_WRITTEN TASK_. Which lines in the records below contain the word "with"? Copy each of them.

_RECORDS TO USE_.
===============

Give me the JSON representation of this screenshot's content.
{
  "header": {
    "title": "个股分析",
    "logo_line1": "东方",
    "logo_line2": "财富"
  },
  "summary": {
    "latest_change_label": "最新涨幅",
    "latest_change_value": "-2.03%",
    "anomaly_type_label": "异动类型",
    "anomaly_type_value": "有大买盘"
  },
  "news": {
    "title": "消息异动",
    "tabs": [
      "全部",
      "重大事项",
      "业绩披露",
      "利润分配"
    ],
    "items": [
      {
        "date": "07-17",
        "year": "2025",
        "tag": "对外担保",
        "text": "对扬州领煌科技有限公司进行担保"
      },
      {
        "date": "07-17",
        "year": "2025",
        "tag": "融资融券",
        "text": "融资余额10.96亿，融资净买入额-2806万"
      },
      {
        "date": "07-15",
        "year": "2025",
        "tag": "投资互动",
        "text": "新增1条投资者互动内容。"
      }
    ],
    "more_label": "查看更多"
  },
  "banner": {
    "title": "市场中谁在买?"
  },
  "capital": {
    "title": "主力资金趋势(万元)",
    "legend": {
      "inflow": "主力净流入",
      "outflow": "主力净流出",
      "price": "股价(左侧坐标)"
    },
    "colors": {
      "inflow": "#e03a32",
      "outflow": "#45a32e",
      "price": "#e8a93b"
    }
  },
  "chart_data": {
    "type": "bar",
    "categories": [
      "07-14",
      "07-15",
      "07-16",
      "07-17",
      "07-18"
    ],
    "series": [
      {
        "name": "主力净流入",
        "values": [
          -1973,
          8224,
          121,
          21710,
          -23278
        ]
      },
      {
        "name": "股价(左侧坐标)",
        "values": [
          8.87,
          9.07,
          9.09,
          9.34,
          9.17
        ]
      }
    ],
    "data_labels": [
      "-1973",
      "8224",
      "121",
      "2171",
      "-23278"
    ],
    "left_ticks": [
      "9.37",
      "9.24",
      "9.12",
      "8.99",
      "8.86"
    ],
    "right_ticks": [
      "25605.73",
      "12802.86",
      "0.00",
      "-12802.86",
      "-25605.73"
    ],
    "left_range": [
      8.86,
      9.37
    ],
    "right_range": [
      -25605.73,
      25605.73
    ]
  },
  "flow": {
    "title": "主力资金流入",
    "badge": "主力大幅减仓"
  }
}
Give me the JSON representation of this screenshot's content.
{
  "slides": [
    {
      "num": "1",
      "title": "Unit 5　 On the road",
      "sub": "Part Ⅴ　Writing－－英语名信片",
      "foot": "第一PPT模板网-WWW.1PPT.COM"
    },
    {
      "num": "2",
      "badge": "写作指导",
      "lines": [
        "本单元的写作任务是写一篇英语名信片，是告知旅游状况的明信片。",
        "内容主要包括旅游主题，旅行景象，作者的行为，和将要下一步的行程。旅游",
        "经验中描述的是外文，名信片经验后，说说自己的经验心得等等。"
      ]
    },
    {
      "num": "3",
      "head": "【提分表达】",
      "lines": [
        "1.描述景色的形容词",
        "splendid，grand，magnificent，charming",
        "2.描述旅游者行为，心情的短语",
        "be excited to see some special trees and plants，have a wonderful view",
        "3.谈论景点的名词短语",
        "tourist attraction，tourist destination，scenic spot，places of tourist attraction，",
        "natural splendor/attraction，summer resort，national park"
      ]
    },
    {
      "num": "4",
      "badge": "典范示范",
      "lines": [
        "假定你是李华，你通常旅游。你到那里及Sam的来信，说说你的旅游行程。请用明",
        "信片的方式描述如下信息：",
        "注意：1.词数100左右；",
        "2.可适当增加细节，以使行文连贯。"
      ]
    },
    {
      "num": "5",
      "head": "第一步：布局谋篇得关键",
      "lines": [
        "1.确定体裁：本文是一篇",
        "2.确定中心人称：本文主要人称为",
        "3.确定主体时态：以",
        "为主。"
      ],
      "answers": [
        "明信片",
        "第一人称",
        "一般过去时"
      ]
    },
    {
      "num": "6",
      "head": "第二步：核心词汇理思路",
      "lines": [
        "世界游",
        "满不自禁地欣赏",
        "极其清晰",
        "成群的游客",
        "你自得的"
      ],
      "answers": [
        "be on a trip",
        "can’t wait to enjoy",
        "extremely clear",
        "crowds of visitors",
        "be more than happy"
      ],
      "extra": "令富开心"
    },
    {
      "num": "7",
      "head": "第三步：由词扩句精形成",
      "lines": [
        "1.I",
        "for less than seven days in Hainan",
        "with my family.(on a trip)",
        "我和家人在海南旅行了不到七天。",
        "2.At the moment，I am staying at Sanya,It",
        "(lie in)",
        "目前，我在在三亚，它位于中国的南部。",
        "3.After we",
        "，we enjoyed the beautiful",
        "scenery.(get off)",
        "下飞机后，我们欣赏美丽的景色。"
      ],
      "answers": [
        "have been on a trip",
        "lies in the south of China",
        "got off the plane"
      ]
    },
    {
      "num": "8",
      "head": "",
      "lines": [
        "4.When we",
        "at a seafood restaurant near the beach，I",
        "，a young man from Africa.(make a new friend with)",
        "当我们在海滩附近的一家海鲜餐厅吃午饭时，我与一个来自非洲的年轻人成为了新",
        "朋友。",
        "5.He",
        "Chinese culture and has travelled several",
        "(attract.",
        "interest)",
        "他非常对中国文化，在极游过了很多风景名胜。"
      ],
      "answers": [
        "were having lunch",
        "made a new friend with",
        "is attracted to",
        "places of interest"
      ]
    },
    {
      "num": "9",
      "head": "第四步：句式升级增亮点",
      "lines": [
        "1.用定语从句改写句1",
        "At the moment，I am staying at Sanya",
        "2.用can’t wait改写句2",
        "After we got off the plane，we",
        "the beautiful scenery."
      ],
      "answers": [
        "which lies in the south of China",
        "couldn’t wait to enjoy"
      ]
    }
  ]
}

===============

_RESULT_.
        "with my family.(on a trip)",
        "，a young man from Africa.(make a new friend with)",
        "made a new friend with",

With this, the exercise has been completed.